Data entries:
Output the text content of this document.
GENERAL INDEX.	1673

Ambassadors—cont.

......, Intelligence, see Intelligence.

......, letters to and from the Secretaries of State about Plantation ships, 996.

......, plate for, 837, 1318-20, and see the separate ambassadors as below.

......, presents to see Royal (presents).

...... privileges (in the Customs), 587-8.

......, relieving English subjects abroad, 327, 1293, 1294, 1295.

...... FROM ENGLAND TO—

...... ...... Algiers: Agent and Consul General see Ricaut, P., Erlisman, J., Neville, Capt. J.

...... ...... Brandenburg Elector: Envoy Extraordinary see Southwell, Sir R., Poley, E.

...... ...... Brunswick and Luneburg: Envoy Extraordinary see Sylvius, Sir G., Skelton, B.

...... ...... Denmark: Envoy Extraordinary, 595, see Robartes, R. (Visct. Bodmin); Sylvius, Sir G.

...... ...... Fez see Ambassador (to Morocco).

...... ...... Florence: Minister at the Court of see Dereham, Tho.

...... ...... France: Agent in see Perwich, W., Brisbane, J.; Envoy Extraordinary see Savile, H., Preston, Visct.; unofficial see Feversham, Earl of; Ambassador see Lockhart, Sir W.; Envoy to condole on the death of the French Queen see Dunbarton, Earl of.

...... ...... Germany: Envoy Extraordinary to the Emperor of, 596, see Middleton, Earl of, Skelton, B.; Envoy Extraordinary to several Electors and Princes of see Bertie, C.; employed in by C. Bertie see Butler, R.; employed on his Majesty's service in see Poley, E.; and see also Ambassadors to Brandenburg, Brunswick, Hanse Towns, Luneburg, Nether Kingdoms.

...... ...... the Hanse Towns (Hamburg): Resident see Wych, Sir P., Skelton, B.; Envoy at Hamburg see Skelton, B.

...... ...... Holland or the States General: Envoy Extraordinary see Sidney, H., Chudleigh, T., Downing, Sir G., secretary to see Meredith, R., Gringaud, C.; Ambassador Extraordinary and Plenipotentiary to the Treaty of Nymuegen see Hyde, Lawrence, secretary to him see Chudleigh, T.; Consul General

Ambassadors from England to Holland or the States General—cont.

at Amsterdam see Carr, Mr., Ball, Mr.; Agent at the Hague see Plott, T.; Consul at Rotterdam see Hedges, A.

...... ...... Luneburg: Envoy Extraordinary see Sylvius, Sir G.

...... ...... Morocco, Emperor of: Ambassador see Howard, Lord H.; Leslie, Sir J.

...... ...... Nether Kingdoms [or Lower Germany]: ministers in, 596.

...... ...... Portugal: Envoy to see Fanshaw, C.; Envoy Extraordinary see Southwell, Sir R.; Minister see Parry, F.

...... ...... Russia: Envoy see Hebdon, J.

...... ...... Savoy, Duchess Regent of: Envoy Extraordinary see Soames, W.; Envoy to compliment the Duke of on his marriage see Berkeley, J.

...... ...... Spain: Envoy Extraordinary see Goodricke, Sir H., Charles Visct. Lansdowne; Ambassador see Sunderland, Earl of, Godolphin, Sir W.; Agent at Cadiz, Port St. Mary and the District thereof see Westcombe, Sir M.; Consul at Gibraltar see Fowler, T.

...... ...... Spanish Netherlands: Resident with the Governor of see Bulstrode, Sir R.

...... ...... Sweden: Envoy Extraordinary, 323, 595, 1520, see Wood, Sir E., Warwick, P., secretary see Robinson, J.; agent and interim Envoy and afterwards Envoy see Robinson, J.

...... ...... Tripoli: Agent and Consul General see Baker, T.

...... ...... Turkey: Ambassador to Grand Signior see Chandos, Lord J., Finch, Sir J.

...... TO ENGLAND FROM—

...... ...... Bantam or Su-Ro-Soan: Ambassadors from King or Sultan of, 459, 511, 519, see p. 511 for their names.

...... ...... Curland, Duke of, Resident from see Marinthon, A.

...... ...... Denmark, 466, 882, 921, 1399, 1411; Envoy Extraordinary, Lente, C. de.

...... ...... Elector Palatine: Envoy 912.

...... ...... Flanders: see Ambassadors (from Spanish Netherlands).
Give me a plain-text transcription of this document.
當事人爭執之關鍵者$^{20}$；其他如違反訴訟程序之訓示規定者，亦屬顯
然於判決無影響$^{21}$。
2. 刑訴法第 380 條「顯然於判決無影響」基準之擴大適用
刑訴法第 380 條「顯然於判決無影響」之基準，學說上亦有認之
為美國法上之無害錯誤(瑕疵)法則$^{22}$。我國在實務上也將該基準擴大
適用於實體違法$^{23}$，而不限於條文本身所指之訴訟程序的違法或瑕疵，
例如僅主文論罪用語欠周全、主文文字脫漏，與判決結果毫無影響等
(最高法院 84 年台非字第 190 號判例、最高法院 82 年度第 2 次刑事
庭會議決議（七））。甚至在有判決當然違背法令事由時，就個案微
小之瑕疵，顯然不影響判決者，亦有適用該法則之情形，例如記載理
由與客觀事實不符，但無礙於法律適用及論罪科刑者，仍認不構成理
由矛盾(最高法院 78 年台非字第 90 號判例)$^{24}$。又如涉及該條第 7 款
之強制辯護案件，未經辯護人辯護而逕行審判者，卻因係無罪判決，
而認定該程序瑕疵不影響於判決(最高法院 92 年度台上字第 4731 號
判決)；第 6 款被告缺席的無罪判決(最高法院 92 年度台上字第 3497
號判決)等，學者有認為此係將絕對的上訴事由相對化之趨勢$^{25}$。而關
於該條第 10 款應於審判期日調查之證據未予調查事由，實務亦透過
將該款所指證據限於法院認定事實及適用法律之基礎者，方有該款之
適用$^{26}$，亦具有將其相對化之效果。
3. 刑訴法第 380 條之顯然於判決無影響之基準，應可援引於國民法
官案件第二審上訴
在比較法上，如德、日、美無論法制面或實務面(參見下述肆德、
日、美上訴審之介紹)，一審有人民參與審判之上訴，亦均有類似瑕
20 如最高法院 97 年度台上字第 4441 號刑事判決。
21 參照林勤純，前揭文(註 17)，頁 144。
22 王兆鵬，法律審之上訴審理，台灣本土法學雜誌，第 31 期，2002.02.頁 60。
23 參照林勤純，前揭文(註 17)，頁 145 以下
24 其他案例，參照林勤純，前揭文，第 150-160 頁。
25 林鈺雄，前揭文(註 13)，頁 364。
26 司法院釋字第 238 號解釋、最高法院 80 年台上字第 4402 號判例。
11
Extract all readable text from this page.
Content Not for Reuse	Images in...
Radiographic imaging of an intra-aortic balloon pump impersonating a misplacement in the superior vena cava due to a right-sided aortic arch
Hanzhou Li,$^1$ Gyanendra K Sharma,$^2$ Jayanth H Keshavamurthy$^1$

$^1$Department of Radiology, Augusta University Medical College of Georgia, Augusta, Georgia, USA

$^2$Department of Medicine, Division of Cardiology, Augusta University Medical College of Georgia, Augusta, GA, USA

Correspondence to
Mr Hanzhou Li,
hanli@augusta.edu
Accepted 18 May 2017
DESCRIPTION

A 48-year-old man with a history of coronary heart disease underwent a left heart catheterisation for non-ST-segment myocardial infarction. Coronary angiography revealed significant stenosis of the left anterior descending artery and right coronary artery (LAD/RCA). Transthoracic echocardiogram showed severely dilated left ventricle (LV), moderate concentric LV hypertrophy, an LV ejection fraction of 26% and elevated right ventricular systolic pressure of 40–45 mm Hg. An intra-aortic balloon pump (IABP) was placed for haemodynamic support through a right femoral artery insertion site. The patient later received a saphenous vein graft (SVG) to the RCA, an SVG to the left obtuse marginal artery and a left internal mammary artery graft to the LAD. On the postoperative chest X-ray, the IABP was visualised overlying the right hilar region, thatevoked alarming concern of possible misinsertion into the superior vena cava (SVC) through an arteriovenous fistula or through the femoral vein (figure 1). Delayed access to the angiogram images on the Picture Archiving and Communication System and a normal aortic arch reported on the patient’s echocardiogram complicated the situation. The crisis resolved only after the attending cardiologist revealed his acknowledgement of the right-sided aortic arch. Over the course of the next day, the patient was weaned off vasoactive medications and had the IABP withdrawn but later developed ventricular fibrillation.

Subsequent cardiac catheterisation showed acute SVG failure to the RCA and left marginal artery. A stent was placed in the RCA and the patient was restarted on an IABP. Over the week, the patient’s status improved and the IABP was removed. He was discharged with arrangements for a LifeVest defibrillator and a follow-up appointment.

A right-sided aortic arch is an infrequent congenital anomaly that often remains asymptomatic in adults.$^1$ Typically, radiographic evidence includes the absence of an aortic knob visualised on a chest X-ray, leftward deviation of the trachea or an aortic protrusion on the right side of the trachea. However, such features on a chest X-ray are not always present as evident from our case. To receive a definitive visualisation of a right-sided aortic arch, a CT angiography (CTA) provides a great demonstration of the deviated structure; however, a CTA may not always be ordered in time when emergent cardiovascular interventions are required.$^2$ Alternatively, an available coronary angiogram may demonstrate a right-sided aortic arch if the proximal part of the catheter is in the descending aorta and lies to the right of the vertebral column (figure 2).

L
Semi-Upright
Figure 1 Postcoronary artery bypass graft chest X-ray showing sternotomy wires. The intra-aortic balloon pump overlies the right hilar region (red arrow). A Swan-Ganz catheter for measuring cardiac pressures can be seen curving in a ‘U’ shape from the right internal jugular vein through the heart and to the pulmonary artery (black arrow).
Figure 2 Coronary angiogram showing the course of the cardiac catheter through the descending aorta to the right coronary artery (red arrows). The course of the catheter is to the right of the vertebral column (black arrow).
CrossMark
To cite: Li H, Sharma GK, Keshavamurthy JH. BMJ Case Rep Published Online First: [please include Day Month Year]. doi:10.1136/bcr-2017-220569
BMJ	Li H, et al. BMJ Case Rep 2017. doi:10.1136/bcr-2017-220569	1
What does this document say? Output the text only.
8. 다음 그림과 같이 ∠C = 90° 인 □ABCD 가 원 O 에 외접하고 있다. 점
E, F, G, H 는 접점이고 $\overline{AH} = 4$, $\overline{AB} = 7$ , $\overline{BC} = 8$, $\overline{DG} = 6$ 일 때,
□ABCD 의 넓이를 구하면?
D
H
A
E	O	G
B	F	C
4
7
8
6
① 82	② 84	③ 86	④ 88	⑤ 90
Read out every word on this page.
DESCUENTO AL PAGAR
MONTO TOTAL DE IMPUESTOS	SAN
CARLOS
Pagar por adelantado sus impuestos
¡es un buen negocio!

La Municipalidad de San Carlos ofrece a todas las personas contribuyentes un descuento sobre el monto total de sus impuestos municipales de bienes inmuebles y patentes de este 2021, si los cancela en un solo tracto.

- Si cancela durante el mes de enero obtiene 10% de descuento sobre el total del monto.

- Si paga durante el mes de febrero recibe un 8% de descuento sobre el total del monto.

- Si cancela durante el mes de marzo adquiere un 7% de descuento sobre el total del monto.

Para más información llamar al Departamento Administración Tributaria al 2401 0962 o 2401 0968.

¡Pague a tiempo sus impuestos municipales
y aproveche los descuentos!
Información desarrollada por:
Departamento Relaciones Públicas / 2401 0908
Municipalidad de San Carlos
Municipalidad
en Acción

[SHORT TASK] Take every line from the data that contains the word "vertebral".

[FINISHED TASK]
A right-sided aortic arch is an infrequent congenital anomaly that often remains asymptomatic in adults.$^1$ Typically, radiographic evidence includes the absence of an aortic knob visualised on a chest X-ray, leftward deviation of the trachea or an aortic protrusion on the right side of the trachea. However, such features on a chest X-ray are not always present as evident from our case. To receive a definitive visualisation of a right-sided aortic arch, a CT angiography (CTA) provides a great demonstration of the deviated structure; however, a CTA may not always be ordered in time when emergent cardiovascular interventions are required.$^2$ Alternatively, an available coronary angiogram may demonstrate a right-sided aortic arch if the proximal part of the catheter is in the descending aorta and lies to the right of the vertebral column (figure 2).
Figure 2 Coronary angiogram showing the course of the cardiac catheter through the descending aorta to the right coronary artery (red arrows). The course of the catheter is to the right of the vertebral column (black arrow).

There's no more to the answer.